• [GIVEN EXERCISE A]:
In the passage about Payne's poetry, condense the paragraph beginning "Carol and Cadence, which was in the hands of subscribers" into a shorter version that keeps its main facts.

• [QUOTED PASSAGE]:

------------------------------

Carol and Cadence,478 which was in the hands of subscribers in March 1908, is in many respects Payne’s finest volume of poetry. In it he opens all the secret chambers of his heart. In it he expressed his strongest emotions (or rather they expressed themselves, for his hand was only the instrument), and emotions equivalent to them they inevitably provoke in the reader.
In its pages he returns to the department of literature in which he had no peer—that of ballad writing. Again and again I had urged him to this course. I had pointed out that beautiful as were his sonnets, important as they might be as treatises of philosophy in compendious form, prized as they must be by men of taste and culture, yet to the general reader he would certainly continue to be comparatively unknown unless he could return to his earlier methods, or adopt some other and more popular medium479 of expressing himself. “It was the ballad,” I said, “that first gave you fame; to the ballad, therefore, return.” As the result of my pleading Carol and Cadence is enriched with such treasures as “The Rime of Melisande,” “The Death of Hafiz,” and “The Wrath of Venus.” Very beautiful is the description in the first of these poems of the death of the lover-poet, Rudel. As the captain said:
He’ll never again the folk rejoice
With ditties dearer than gems of choice,
He’ll never again uplift his voice
Or sing to the laughing lute.
In the arms of his lady the dying poet thought himself already in Paradise:
He felt him pillowed upon her breast
And thought him already at rest, at rest
Encompanied round of the ransomed blest
In Paradise above.
He thanked God for the “gotten goal”:
He had lighted at last on the Golden Shore,
He had entered in at the Heavenly Door;
There was nothing on earth to live for more
And so in Heaven he died.
“The Death of Hafiz” carries the mind back to that great triumph of Payne’s muse, “The Prelude to Hafiz.” Noteworthy, too, is a fine poem called “Risus Solamen”—Laughter the sanctum—in which he says:
Laughter the lodge is in the wilderness
Whereto the hermit soul
Withdraws for shelter from life’s labouring stress.

------------------------------

Extracted data entries

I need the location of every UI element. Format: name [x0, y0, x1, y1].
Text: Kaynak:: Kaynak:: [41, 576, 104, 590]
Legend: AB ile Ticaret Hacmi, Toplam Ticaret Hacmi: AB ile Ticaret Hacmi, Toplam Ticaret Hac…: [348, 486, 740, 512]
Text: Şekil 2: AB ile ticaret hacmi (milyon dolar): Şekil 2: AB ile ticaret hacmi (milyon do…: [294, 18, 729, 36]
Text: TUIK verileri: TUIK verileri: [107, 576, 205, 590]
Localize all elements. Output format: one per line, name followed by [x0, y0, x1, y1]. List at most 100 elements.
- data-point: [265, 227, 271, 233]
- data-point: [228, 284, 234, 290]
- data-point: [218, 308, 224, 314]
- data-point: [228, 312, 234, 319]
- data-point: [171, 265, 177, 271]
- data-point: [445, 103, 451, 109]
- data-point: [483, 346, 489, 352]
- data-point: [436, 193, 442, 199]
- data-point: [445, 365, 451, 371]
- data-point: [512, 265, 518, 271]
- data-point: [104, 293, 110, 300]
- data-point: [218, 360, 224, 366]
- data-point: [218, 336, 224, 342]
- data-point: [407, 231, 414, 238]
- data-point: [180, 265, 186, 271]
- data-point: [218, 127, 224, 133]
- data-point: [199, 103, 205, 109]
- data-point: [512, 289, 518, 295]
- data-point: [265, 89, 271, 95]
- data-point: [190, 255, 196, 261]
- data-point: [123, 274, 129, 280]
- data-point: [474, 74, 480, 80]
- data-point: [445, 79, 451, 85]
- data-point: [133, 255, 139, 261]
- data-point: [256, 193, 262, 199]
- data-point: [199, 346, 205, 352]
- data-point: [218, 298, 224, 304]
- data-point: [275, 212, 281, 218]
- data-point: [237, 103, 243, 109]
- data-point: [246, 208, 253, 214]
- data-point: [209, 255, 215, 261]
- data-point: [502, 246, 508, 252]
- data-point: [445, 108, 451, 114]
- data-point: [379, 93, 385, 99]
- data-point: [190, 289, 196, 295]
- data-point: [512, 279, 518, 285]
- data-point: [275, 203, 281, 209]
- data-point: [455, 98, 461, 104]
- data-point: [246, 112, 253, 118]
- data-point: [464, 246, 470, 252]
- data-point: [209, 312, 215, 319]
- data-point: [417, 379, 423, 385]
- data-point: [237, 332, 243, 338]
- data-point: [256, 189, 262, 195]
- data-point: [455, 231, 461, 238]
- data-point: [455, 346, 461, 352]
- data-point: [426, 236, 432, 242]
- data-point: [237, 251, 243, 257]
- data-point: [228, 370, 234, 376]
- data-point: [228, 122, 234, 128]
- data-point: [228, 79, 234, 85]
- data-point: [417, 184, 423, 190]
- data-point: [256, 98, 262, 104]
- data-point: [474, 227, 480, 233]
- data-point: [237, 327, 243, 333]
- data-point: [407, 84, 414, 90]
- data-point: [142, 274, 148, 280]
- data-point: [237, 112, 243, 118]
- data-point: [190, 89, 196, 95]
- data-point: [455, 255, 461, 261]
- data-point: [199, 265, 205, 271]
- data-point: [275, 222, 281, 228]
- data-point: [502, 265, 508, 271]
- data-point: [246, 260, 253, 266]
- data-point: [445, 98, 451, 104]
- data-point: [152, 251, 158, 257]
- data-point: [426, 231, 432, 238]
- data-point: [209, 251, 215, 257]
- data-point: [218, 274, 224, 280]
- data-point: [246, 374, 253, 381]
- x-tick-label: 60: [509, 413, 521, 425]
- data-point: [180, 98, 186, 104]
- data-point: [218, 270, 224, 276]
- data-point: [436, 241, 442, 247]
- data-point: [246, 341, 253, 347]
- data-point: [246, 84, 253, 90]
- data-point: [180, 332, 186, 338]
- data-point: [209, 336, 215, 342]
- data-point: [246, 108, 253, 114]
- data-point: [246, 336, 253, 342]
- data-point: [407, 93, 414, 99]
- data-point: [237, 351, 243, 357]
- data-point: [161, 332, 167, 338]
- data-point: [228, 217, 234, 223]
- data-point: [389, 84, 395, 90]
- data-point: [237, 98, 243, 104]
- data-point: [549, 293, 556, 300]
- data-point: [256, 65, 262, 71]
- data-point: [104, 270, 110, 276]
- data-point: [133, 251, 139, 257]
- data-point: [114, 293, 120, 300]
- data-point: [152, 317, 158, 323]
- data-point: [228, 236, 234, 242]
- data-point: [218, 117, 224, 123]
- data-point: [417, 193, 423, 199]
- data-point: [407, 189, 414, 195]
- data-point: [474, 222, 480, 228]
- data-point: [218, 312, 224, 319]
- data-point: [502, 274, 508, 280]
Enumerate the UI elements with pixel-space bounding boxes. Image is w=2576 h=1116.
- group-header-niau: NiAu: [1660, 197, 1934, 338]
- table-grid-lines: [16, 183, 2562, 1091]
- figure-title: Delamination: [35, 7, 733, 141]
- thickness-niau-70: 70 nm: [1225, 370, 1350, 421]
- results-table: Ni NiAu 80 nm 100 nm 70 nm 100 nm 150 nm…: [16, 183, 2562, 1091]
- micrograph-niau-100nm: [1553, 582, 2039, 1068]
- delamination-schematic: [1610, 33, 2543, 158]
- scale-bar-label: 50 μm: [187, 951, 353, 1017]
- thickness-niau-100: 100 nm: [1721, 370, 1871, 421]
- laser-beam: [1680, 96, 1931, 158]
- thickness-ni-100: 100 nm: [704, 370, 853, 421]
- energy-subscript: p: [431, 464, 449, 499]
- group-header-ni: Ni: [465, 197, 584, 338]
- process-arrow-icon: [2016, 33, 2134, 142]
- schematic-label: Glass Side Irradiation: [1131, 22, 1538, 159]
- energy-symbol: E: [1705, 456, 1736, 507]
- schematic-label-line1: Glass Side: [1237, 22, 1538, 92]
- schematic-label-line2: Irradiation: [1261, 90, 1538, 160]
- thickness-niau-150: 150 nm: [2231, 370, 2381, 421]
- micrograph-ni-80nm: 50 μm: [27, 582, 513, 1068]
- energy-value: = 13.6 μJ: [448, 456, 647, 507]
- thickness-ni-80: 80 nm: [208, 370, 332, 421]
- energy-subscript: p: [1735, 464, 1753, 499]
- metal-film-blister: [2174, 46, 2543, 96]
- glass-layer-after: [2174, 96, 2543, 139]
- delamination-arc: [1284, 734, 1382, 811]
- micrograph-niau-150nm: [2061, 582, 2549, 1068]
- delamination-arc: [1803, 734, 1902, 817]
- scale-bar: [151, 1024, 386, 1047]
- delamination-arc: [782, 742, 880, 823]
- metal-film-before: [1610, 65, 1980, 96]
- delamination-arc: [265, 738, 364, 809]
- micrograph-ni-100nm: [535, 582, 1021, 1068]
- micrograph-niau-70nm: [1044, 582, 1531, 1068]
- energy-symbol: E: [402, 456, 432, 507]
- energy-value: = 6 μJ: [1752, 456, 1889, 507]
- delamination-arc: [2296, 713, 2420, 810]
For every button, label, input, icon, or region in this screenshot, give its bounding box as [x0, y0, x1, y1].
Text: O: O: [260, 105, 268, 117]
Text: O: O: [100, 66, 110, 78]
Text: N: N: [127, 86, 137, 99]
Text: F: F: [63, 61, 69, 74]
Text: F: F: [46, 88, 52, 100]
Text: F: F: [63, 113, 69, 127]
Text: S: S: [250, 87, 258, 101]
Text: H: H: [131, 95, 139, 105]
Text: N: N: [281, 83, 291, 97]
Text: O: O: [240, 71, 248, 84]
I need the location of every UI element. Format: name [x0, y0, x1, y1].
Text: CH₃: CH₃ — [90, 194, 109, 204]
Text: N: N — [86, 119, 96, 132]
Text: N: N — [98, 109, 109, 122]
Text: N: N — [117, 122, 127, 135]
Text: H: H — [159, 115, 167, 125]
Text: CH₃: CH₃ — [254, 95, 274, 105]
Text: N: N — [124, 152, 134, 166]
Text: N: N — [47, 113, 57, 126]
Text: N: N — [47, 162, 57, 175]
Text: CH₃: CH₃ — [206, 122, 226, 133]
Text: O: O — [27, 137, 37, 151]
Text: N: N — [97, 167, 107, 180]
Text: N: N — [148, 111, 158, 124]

------------------------------

• [GIVEN EXERCISE B]:
Return the records verbatim, from their first line up to and including the line that contains "- data-point: [512, 279, 518, 285]".

• [FULL OUTPUT A]:
Carol and Cadence, which reached subscribers in March 1908, is in many respects Payne's finest volume of poetry. In it he opens all the secret chambers of his heart and expresses his strongest emotions, with his hand serving only as their instrument. Those emotions inevitably provoke equivalent ones in the reader.

• [FULL OUTPUT B]:
I need the location of every UI element. Format: name [x0, y0, x1, y1].
Text: Kaynak:: Kaynak:: [41, 576, 104, 590]
Legend: AB ile Ticaret Hacmi, Toplam Ticaret Hacmi: AB ile Ticaret Hacmi, Toplam Ticaret Hac…: [348, 486, 740, 512]
Text: Şekil 2: AB ile ticaret hacmi (milyon dolar): Şekil 2: AB ile ticaret hacmi (milyon do…: [294, 18, 729, 36]
Text: TUIK verileri: TUIK verileri: [107, 576, 205, 590]
Localize all elements. Output format: one per line, name followed by [x0, y0, x1, y1]. List at most 100 elements.
- data-point: [265, 227, 271, 233]
- data-point: [228, 284, 234, 290]
- data-point: [218, 308, 224, 314]
- data-point: [228, 312, 234, 319]
- data-point: [171, 265, 177, 271]
- data-point: [445, 103, 451, 109]
- data-point: [483, 346, 489, 352]
- data-point: [436, 193, 442, 199]
- data-point: [445, 365, 451, 371]
- data-point: [512, 265, 518, 271]
- data-point: [104, 293, 110, 300]
- data-point: [218, 360, 224, 366]
- data-point: [218, 336, 224, 342]
- data-point: [407, 231, 414, 238]
- data-point: [180, 265, 186, 271]
- data-point: [218, 127, 224, 133]
- data-point: [199, 103, 205, 109]
- data-point: [512, 289, 518, 295]
- data-point: [265, 89, 271, 95]
- data-point: [190, 255, 196, 261]
- data-point: [123, 274, 129, 280]
- data-point: [474, 74, 480, 80]
- data-point: [445, 79, 451, 85]
- data-point: [133, 255, 139, 261]
- data-point: [256, 193, 262, 199]
- data-point: [199, 346, 205, 352]
- data-point: [218, 298, 224, 304]
- data-point: [275, 212, 281, 218]
- data-point: [237, 103, 243, 109]
- data-point: [246, 208, 253, 214]
- data-point: [209, 255, 215, 261]
- data-point: [502, 246, 508, 252]
- data-point: [445, 108, 451, 114]
- data-point: [379, 93, 385, 99]
- data-point: [190, 289, 196, 295]
- data-point: [512, 279, 518, 285]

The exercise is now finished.